*** RECORD SET
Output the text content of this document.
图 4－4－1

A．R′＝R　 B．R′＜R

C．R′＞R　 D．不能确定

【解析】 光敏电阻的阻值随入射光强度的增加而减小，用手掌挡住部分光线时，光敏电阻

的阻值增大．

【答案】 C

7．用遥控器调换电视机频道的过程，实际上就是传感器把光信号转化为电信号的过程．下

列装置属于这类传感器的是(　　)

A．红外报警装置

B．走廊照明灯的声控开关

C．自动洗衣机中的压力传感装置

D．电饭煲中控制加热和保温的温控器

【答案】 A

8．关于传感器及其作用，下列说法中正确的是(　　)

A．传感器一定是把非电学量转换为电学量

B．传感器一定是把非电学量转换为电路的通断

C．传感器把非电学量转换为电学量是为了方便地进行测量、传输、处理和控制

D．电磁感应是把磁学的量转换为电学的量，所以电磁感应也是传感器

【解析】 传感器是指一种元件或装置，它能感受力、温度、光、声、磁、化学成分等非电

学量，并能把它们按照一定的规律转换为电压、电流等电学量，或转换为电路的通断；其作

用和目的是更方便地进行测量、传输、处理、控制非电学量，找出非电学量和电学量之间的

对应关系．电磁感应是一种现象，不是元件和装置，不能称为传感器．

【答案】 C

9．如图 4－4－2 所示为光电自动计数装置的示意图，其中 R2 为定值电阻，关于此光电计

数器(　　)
******
→ WHAT IS BEING ASKED
Repeat the records above exactly, from the first line to the last.

→ COMPLETED EXERCISE
Output the text content of this document.
图 4－4－1

A．R′＝R　 B．R′＜R

C．R′＞R　 D．不能确定

【解析】 光敏电阻的阻值随入射光强度的增加而减小，用手掌挡住部分光线时，光敏电阻

的阻值增大．

【答案】 C

7．用遥控器调换电视机频道的过程，实际上就是传感器把光信号转化为电信号的过程．下

列装置属于这类传感器的是(　　)

A．红外报警装置

B．走廊照明灯的声控开关

C．自动洗衣机中的压力传感装置

D．电饭煲中控制加热和保温的温控器

【答案】 A

8．关于传感器及其作用，下列说法中正确的是(　　)

A．传感器一定是把非电学量转换为电学量

B．传感器一定是把非电学量转换为电路的通断

C．传感器把非电学量转换为电学量是为了方便地进行测量、传输、处理和控制

D．电磁感应是把磁学的量转换为电学的量，所以电磁感应也是传感器

【解析】 传感器是指一种元件或装置，它能感受力、温度、光、声、磁、化学成分等非电

学量，并能把它们按照一定的规律转换为电压、电流等电学量，或转换为电路的通断；其作

用和目的是更方便地进行测量、传输、处理、控制非电学量，找出非电学量和电学量之间的

对应关系．电磁感应是一种现象，不是元件和装置，不能称为传感器．

【答案】 C

9．如图 4－4－2 所示为光电自动计数装置的示意图，其中 R2 为定值电阻，关于此光电计

数器(　　)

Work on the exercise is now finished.